begin Record set

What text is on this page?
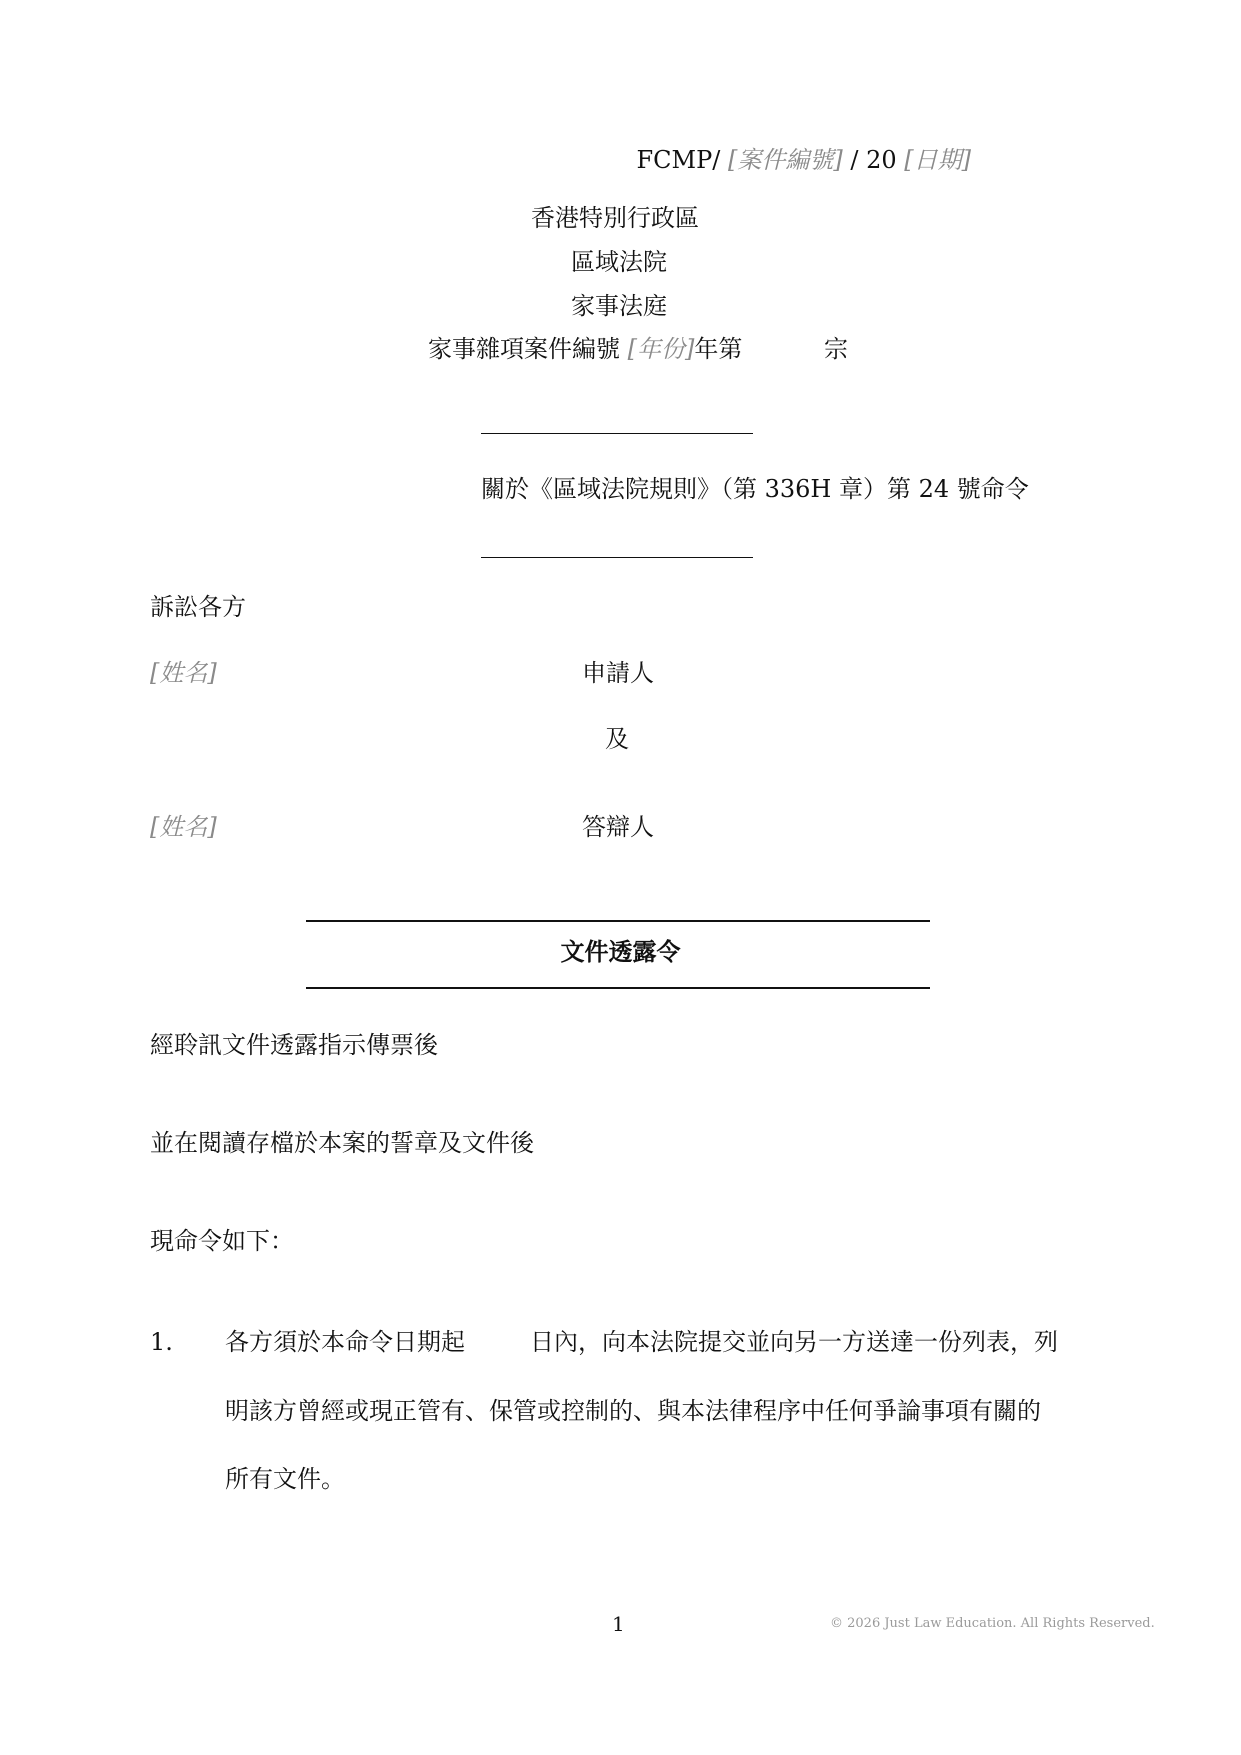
FCMP/ [案件編號] / 20 [日期]
香港特別行政區
區域法院
家事法庭
家事雜項案件編號 [年份]年第	宗
關於《區域法院規則》（第 336H 章）第 24 號命令
訴訟各方
[姓名]	申請人
及
[姓名]	答辯人
文件透露令
經聆訊文件透露指示傳票後
並在閱讀存檔於本案的誓章及文件後
現命令如下：
1. 各方須於本命令日期起	日內，向本法院提交並向另一方送達一份列表，列
明該方曾經或現正管有、保管或控制的、與本法律程序中任何爭論事項有關的
所有文件。
1	© 2026 Just Law Education. All Rights Reserved.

end Record set

Copy the records above exactly, omitting every picture.

### Task solution:
What text is on this page?
FCMP/ [案件編號] / 20 [日期]
香港特別行政區
區域法院
家事法庭
家事雜項案件編號 [年份]年第	宗
關於《區域法院規則》（第 336H 章）第 24 號命令
訴訟各方
[姓名]	申請人
及
[姓名]	答辯人
文件透露令
經聆訊文件透露指示傳票後
並在閱讀存檔於本案的誓章及文件後
現命令如下：
1. 各方須於本命令日期起	日內，向本法院提交並向另一方送達一份列表，列
明該方曾經或現正管有、保管或控制的、與本法律程序中任何爭論事項有關的
所有文件。
1	© 2026 Just Law Education. All Rights Reserved.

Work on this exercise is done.